** start of TEXT **

Generate comprehensive data quality reports.

# Basic profiling
parql profile data/sales.parquet

# Detailed profiling with outliers
parql profile data/sales.parquet --include-all

# Profile specific columns
parql profile data/users.parquet -c "age,country,plan"

parql outliers

Detect statistical outliers in numeric data.

# Z-score method (default)
parql outliers data/sales.parquet -c revenue --method zscore --threshold 3

# IQR method
parql outliers data/sales.parquet -c revenue --method iqr --threshold 1.5

parql nulls

Analyze missing values across columns.

# All columns
parql nulls data/sales.parquet

# Specific column
parql nulls data/sales.parquet -c "discount"

parql hist

Generate histograms for numeric columns.

parql hist data/sales.parquet -c revenue --bins 20
parql hist data/sales.parquet -c quantity --bins 10

Data Quality

parql assert

Assert data quality rules and constraints.

# Basic assertions
parql assert data/sales.parquet --rule "row_count > 1000"
parql assert data/sales.parquet --rule "no_nulls(user_id)" 
parql assert data/sales.parquet --rule "unique(order_id)"

# Custom SQL conditions
parql assert data/sales.parquet --rule "min(revenue) >= 0"
parql assert data/sales.parquet --rule "max(discount) <= 1.0"

# Multiple rules with fail-fast
parql assert data/sales.parquet --rule "row_count > 5000" --rule "no_nulls(order_id)" --fail-fast

parql compare-schema

Compare schemas between two Parquet files.

# Basic comparison
parql compare-schema data/old.parquet data/new.parquet

# Fail on differences (useful for CI/CD)
parql compare-schema data/expected.parquet data/actual.parquet --fail-on-change

parql infer-types

Analyze and suggest optimal data types.

** end of TEXT **
** start of ENTRIES SHOWN **

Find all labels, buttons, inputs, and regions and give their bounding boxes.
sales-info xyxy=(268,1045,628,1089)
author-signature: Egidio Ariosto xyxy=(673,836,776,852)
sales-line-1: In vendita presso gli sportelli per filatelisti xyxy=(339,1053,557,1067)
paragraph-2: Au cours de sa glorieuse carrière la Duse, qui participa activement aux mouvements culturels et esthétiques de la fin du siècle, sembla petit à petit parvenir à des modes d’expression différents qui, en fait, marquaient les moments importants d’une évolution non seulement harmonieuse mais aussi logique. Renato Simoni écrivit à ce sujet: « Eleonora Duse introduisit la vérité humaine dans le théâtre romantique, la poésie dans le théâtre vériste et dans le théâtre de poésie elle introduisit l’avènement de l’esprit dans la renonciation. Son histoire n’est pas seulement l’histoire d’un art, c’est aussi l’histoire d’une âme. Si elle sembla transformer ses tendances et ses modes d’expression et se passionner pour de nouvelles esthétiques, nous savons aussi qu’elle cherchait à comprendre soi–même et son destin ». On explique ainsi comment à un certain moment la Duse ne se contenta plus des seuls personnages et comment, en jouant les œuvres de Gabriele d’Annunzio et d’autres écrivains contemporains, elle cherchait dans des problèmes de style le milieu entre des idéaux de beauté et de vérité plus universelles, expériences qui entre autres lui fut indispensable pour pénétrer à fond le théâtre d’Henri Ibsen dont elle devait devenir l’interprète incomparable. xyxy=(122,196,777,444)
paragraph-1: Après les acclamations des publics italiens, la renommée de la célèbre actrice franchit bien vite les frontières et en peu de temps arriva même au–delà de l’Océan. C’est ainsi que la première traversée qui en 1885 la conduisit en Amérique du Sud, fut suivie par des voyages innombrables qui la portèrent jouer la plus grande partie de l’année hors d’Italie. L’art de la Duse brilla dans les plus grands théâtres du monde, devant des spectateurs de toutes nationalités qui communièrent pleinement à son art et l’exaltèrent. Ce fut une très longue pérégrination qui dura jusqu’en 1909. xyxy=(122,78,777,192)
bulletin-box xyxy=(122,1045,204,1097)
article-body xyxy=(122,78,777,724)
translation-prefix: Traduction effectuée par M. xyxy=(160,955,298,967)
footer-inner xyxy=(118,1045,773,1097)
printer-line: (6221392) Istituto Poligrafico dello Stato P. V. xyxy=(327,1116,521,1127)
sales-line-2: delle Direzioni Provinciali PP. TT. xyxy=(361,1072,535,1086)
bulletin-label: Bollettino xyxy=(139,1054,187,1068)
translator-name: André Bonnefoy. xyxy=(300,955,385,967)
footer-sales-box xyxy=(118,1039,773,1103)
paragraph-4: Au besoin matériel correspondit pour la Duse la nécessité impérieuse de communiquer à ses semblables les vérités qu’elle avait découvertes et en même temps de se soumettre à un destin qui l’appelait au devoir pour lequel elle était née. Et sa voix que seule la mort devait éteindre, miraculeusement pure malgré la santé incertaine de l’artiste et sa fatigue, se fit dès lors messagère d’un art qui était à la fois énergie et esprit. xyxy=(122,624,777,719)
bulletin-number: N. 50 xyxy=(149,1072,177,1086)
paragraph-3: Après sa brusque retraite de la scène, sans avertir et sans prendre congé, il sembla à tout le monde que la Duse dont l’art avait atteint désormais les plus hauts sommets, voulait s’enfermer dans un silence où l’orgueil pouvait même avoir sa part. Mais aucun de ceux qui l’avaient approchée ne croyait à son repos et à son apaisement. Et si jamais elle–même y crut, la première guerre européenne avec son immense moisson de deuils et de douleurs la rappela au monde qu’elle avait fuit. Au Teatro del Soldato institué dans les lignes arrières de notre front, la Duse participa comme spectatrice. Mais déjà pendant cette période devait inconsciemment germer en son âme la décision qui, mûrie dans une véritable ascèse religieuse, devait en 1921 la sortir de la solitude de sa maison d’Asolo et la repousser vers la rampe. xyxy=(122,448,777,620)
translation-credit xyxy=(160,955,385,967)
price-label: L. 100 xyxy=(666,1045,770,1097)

** end of ENTRIES SHOWN **

INSTRUCTIONS FOR THE TASK
Extract the full parql command reference word for word, changing nothing.

WRITTEN REPLY
Generate comprehensive data quality reports.

# Basic profiling
parql profile data/sales.parquet

# Detailed profiling with outliers
parql profile data/sales.parquet --include-all

# Profile specific columns
parql profile data/users.parquet -c "age,country,plan"

parql outliers

Detect statistical outliers in numeric data.

# Z-score method (default)
parql outliers data/sales.parquet -c revenue --method zscore --threshold 3

# IQR method
parql outliers data/sales.parquet -c revenue --method iqr --threshold 1.5

parql nulls

Analyze missing values across columns.

# All columns
parql nulls data/sales.parquet

# Specific column
parql nulls data/sales.parquet -c "discount"

parql hist

Generate histograms for numeric columns.

parql hist data/sales.parquet -c revenue --bins 20
parql hist data/sales.parquet -c quantity --bins 10

Data Quality

parql assert

Assert data quality rules and constraints.

# Basic assertions
parql assert data/sales.parquet --rule "row_count > 1000"
parql assert data/sales.parquet --rule "no_nulls(user_id)" 
parql assert data/sales.parquet --rule "unique(order_id)"

# Custom SQL conditions
parql assert data/sales.parquet --rule "min(revenue) >= 0"
parql assert data/sales.parquet --rule "max(discount) <= 1.0"

# Multiple rules with fail-fast
parql assert data/sales.parquet --rule "row_count > 5000" --rule "no_nulls(order_id)" --fail-fast

parql compare-schema

Compare schemas between two Parquet files.

# Basic comparison
parql compare-schema data/old.parquet data/new.parquet

# Fail on differences (useful for CI/CD)
parql compare-schema data/expected.parquet data/actual.parquet --fail-on-change

parql infer-types

Analyze and suggest optimal data types.